**GIVEN TASK:**
Check every line of the entries that follow, and copy the ones containing "color".

**THE DATA:**
+++

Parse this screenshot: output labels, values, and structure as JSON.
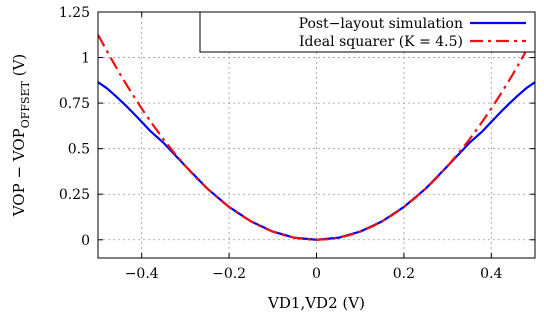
{
  "chart_data": {
    "type": "line",
    "xlabel": "VD1,VD2 (V)",
    "ylabel": {
      "prefix": "VOP − VOP",
      "subscript": "OFFSET",
      "suffix": " (V)"
    },
    "xlim": [
      -0.5,
      0.5
    ],
    "ylim": [
      -0.1,
      1.25
    ],
    "x_ticks": [
      -0.4,
      -0.2,
      0,
      0.2,
      0.4
    ],
    "x_tick_labels": [
      "−0.4",
      "−0.2",
      "0",
      "0.2",
      "0.4"
    ],
    "y_ticks": [
      0,
      0.25,
      0.5,
      0.75,
      1,
      1.25
    ],
    "y_tick_labels": [
      "0",
      "0.25",
      "0.5",
      "0.75",
      "1",
      "1.25"
    ],
    "grid": true,
    "legend_position": "top-right",
    "series": [
      {
        "name": "Post−layout simulation",
        "color": "#0000ff",
        "style": "solid",
        "x": [
          -0.5,
          -0.48,
          -0.46,
          -0.44,
          -0.42,
          -0.4,
          -0.38,
          -0.35,
          -0.3,
          -0.25,
          -0.2,
          -0.15,
          -0.1,
          -0.05,
          0,
          0.05,
          0.1,
          0.15,
          0.2,
          0.25,
          0.3,
          0.35,
          0.38,
          0.4,
          0.42,
          0.44,
          0.46,
          0.48,
          0.5
        ],
        "y": [
          0.865,
          0.832,
          0.79,
          0.745,
          0.697,
          0.647,
          0.596,
          0.532,
          0.405,
          0.281,
          0.18,
          0.101,
          0.045,
          0.011,
          0,
          0.011,
          0.045,
          0.101,
          0.18,
          0.281,
          0.405,
          0.532,
          0.596,
          0.647,
          0.697,
          0.745,
          0.79,
          0.832,
          0.865
        ]
      },
      {
        "name": "Ideal squarer (K = 4.5)",
        "color": "#ee1111",
        "style": "dash-dot",
        "x": [
          -0.5,
          -0.475,
          -0.45,
          -0.425,
          -0.4,
          -0.375,
          -0.35,
          -0.325,
          -0.3,
          -0.275,
          -0.25,
          -0.225,
          -0.2,
          -0.175,
          -0.15,
          -0.125,
          -0.1,
          -0.075,
          -0.05,
          -0.025,
          0,
          0.025,
          0.05,
          0.075,
          0.1,
          0.125,
          0.15,
          0.175,
          0.2,
          0.225,
          0.25,
          0.275,
          0.3,
          0.325,
          0.35,
          0.375,
          0.4,
          0.425,
          0.45,
          0.475,
          0.5
        ],
        "y": [
          1.125,
          1.016,
          0.911,
          0.813,
          0.72,
          0.633,
          0.551,
          0.475,
          0.405,
          0.34,
          0.281,
          0.228,
          0.18,
          0.138,
          0.101,
          0.07,
          0.045,
          0.025,
          0.011,
          0.003,
          0,
          0.003,
          0.011,
          0.025,
          0.045,
          0.07,
          0.101,
          0.138,
          0.18,
          0.228,
          0.281,
          0.34,
          0.405,
          0.475,
          0.551,
          0.633,
          0.72,
          0.813,
          0.911,
          1.016,
          1.125
        ]
      }
    ]
  }
}
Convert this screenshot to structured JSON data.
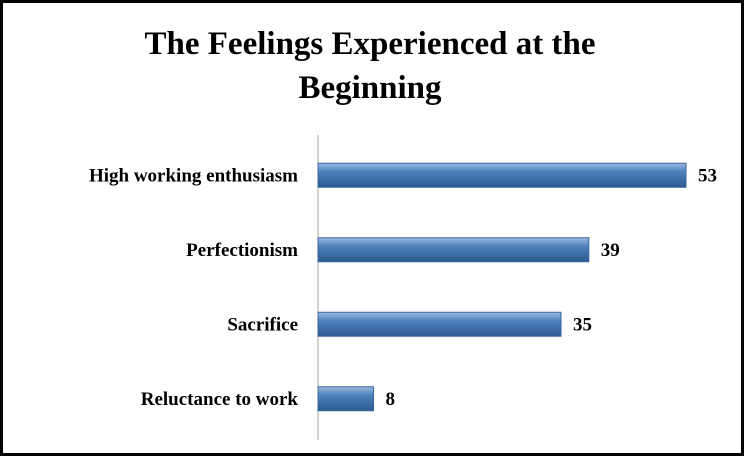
{
  "chart_data": {
    "type": "bar",
    "orientation": "horizontal",
    "title": "The Feelings Experienced at the Beginning",
    "categories": [
      "High working enthusiasm",
      "Perfectionism",
      "Sacrifice",
      "Reluctance to work"
    ],
    "values": [
      53,
      39,
      35,
      8
    ],
    "color": "#4f81bd"
  }
}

+++

**RESULT:**
        "color": "#0000ff",
        "color": "#ee1111",
    "color": "#4f81bd"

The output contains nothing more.